__Description of the task__
Select from the data all lines with the word "Regionalkultur".

═════ Data for processing

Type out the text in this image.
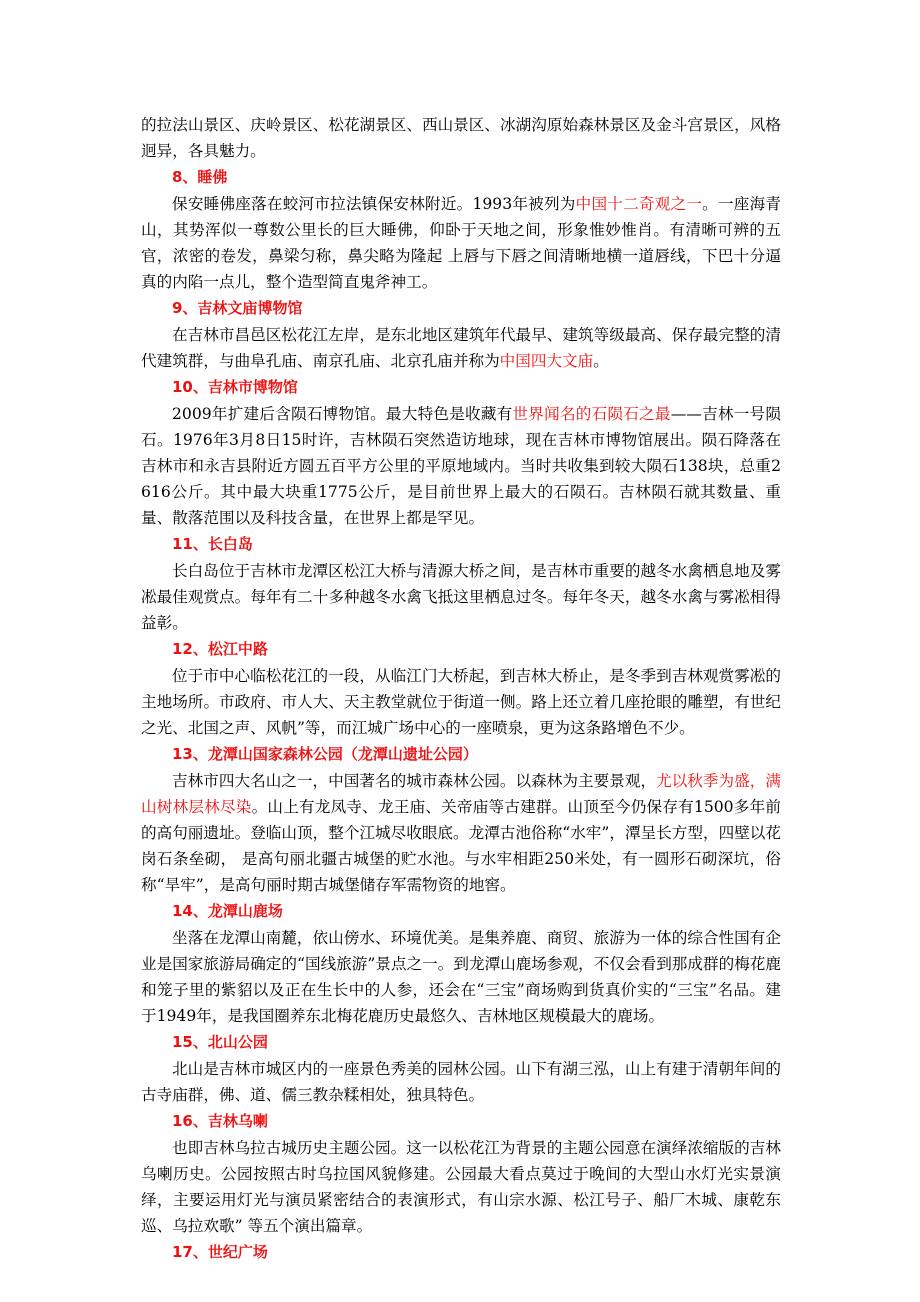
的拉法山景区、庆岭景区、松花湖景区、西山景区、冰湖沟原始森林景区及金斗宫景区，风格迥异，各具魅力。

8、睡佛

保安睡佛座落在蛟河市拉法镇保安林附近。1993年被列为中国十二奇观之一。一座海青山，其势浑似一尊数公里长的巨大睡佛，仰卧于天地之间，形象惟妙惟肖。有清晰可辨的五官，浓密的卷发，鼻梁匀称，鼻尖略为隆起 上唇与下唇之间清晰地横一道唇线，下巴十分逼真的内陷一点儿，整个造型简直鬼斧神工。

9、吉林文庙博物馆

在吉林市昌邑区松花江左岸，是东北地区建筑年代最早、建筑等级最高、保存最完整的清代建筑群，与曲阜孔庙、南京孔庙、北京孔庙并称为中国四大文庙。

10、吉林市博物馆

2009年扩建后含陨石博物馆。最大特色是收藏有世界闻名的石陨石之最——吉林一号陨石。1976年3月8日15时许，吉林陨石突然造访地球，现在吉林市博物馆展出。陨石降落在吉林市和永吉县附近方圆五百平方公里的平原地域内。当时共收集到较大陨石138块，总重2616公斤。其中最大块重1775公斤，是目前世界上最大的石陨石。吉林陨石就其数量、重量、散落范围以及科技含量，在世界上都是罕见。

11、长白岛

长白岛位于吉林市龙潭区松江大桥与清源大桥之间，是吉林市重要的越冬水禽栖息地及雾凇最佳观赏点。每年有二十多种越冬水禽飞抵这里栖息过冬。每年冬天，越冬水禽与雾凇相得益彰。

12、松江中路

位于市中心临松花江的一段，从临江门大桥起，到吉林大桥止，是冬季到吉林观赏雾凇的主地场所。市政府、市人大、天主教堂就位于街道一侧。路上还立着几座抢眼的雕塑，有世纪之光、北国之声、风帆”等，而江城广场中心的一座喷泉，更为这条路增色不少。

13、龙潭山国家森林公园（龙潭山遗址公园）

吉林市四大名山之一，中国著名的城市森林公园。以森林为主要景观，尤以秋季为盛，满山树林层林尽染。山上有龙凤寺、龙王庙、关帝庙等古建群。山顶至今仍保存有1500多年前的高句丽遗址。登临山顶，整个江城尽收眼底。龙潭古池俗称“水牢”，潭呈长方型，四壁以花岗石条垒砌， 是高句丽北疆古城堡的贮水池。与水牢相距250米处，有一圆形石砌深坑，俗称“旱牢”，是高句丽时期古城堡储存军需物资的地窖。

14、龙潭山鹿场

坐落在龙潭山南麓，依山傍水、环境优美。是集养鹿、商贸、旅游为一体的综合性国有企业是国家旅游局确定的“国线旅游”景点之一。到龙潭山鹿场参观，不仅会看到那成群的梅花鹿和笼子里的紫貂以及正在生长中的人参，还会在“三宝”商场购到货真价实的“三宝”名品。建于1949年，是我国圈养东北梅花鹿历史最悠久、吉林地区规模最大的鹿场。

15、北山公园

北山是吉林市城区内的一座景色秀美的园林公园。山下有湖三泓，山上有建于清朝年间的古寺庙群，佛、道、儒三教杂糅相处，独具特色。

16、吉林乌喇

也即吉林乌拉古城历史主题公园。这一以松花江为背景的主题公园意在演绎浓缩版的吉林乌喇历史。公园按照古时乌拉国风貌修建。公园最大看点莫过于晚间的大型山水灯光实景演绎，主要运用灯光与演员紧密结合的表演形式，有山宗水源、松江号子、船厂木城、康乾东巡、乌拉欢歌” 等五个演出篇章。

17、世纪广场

══════════
═════ Data for processing

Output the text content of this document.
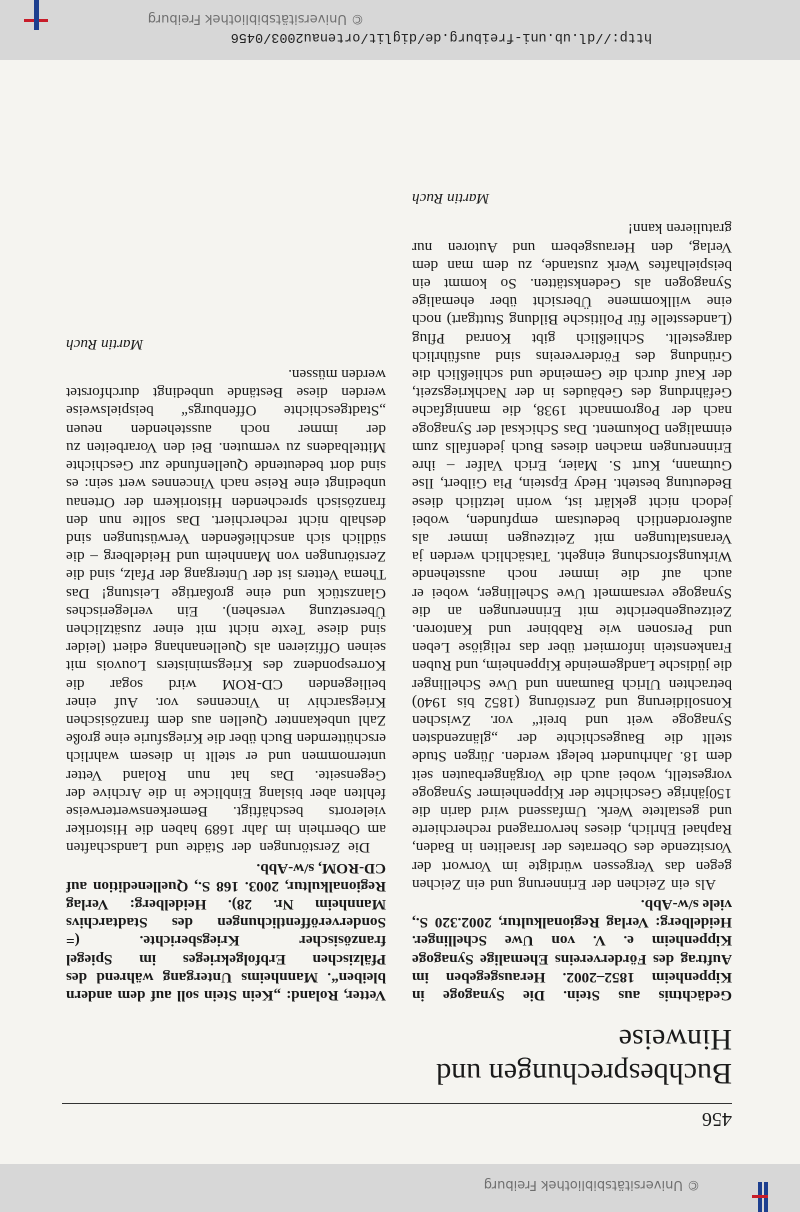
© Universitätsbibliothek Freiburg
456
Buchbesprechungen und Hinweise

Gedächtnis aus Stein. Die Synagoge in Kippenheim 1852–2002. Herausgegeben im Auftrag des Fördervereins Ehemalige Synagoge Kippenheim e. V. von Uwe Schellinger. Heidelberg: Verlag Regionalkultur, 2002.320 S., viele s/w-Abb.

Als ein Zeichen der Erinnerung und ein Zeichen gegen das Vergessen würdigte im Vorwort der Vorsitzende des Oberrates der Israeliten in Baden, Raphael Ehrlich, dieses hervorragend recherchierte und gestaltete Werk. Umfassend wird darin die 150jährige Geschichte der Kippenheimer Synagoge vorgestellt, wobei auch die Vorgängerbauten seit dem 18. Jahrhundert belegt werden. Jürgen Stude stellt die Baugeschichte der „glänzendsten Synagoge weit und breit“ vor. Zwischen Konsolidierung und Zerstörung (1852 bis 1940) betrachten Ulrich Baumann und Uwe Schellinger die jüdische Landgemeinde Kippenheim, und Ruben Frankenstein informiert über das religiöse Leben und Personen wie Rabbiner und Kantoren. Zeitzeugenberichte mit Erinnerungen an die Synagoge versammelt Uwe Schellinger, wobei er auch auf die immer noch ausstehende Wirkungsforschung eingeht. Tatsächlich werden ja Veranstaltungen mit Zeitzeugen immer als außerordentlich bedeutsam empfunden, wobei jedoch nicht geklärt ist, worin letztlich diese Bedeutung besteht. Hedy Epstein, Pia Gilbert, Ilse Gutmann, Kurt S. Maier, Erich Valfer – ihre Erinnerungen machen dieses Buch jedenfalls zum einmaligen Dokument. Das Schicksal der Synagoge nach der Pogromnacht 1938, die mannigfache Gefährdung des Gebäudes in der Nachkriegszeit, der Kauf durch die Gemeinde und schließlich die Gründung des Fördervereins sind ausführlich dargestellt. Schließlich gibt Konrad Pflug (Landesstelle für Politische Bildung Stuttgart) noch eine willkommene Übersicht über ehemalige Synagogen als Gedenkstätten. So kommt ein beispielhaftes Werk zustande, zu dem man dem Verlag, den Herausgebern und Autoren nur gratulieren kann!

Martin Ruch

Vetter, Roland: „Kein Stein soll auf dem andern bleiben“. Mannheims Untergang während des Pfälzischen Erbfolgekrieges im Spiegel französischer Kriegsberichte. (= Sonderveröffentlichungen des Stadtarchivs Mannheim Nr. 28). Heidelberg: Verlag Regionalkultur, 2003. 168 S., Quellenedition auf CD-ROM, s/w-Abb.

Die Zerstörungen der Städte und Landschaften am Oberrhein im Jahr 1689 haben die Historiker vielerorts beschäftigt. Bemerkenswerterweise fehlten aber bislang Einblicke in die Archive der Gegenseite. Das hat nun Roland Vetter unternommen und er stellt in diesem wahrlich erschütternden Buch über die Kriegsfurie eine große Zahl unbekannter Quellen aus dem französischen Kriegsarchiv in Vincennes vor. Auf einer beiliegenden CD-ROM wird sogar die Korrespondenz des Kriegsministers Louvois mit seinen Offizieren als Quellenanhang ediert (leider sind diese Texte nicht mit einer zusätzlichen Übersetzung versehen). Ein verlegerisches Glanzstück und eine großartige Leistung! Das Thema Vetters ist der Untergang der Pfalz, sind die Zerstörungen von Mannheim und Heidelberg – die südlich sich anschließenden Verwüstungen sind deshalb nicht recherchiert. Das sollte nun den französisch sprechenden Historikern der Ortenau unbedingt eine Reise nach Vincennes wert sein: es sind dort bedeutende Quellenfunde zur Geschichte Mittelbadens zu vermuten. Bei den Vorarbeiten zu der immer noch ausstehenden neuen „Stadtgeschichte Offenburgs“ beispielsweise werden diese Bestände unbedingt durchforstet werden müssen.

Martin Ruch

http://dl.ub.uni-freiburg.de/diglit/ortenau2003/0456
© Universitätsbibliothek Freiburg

══════════

__Answer to this problem__
Gedächtnis aus Stein. Die Synagoge in Kippenheim 1852–2002. Herausgegeben im Auftrag des Fördervereins Ehemalige Synagoge Kippenheim e. V. von Uwe Schellinger. Heidelberg: Verlag Regionalkultur, 2002.320 S., viele s/w-Abb.
Vetter, Roland: „Kein Stein soll auf dem andern bleiben“. Mannheims Untergang während des Pfälzischen Erbfolgekrieges im Spiegel französischer Kriegsberichte. (= Sonderveröffentlichungen des Stadtarchivs Mannheim Nr. 28). Heidelberg: Verlag Regionalkultur, 2003. 168 S., Quellenedition auf CD-ROM, s/w-Abb.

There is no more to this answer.